* DO THIS: Go through the listing below and list every line with "Example".
[Start]
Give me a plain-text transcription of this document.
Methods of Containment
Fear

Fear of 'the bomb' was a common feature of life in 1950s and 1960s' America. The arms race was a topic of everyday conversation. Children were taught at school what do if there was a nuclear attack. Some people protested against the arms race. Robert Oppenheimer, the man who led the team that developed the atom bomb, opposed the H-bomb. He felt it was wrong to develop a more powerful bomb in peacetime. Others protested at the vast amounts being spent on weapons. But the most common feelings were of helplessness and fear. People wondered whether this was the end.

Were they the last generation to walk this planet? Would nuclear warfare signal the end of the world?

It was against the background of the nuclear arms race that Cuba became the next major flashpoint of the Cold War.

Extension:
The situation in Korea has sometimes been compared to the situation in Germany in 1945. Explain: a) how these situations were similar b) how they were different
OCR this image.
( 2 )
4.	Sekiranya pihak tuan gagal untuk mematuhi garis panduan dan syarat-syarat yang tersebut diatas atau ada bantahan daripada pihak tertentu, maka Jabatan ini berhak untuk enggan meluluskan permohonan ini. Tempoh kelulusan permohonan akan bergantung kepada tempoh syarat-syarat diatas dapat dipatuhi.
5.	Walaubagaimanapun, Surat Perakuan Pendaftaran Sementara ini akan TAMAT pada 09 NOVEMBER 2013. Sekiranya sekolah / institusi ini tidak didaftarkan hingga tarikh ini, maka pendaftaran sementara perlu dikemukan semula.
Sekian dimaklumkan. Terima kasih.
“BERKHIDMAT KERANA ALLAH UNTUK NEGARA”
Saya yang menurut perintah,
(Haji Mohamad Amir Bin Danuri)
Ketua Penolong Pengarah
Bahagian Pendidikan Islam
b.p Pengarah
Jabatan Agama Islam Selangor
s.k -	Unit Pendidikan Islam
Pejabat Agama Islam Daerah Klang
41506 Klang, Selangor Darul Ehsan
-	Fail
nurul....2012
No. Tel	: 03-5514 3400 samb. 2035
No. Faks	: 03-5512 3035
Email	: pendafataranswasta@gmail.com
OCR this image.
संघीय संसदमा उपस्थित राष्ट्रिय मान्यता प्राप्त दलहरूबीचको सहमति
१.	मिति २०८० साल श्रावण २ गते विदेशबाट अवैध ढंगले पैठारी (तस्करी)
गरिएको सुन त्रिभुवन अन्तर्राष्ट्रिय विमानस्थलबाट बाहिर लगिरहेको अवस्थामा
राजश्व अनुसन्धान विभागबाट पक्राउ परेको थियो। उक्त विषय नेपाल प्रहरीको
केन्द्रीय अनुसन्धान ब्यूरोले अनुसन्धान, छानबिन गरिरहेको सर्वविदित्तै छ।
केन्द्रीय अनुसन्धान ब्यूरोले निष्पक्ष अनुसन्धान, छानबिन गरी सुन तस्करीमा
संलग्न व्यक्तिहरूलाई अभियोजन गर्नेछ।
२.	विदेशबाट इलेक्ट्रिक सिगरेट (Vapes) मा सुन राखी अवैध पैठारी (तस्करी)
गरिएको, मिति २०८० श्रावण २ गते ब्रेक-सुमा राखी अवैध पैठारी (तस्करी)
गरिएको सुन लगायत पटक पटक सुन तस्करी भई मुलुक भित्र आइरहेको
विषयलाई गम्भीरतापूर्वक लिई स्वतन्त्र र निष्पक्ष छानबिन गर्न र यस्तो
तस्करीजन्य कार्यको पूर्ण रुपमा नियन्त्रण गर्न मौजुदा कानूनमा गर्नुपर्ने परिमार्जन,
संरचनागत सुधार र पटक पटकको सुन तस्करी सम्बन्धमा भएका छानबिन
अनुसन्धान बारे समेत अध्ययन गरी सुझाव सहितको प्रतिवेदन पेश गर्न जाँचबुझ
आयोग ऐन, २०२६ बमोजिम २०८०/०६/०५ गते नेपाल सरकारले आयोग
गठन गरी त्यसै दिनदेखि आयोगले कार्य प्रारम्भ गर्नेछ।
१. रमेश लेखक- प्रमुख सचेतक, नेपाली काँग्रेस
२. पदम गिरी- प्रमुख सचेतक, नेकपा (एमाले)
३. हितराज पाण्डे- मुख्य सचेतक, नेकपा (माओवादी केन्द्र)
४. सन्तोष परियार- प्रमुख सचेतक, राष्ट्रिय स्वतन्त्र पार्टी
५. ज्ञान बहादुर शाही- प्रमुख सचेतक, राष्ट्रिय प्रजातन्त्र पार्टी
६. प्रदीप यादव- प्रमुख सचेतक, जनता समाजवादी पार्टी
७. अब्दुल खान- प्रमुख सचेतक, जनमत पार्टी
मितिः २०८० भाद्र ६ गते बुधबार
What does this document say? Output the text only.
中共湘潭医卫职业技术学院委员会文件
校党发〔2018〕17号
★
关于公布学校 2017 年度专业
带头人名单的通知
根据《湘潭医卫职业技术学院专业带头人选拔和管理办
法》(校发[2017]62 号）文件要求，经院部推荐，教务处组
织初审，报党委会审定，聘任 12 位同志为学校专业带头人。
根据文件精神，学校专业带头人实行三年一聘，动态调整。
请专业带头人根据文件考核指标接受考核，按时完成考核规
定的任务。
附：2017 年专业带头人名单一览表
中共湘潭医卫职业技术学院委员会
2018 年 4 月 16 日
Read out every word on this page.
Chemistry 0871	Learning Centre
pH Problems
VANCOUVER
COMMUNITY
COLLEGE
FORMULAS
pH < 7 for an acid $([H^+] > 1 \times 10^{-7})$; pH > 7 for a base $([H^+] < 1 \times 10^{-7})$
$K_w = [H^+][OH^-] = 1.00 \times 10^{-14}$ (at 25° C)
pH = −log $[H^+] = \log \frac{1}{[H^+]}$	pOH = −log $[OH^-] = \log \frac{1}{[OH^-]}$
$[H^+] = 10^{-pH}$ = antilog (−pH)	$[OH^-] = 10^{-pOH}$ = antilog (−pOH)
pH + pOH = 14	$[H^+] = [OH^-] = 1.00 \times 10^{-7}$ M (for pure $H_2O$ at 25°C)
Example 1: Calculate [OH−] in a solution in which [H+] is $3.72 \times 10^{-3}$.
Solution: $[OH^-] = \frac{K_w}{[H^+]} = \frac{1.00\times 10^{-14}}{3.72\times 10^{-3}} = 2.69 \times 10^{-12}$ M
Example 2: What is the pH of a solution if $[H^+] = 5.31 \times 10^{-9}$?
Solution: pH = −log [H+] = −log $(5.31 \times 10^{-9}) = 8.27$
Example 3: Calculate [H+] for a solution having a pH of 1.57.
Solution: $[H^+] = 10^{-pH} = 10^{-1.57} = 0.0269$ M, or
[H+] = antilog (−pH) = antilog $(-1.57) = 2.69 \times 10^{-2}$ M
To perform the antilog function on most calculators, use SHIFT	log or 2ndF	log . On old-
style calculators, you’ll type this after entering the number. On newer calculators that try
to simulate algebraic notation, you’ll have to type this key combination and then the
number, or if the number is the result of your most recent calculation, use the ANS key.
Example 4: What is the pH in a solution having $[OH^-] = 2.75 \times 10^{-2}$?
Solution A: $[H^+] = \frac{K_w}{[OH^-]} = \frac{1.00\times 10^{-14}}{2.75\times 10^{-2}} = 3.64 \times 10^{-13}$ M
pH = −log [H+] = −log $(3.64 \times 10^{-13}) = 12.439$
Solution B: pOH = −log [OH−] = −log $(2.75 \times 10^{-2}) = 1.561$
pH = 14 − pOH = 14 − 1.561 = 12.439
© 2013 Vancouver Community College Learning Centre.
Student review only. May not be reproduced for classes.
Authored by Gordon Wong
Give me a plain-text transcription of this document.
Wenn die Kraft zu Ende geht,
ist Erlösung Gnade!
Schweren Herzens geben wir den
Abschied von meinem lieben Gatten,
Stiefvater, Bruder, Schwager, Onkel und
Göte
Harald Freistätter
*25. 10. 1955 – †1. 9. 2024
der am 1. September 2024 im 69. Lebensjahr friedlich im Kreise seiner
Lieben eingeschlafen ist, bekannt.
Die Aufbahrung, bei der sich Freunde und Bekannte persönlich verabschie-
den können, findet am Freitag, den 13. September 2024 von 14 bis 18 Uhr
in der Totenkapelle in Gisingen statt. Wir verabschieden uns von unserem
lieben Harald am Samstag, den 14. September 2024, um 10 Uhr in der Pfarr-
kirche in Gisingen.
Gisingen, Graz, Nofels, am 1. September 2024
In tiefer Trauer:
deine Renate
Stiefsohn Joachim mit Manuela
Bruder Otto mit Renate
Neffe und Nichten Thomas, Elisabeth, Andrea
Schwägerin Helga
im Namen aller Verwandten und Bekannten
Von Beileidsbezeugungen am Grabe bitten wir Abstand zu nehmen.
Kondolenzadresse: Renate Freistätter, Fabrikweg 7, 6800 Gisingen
[End]
* THE RESPONSE:
Example 1: Calculate [OH−] in a solution in which [H+] is $3.72 \times 10^{-3}$.
Example 2: What is the pH of a solution if $[H^+] = 5.31 \times 10^{-9}$?
Example 3: Calculate [H+] for a solution having a pH of 1.57.
Example 4: What is the pH in a solution having $[OH^-] = 2.75 \times 10^{-2}$?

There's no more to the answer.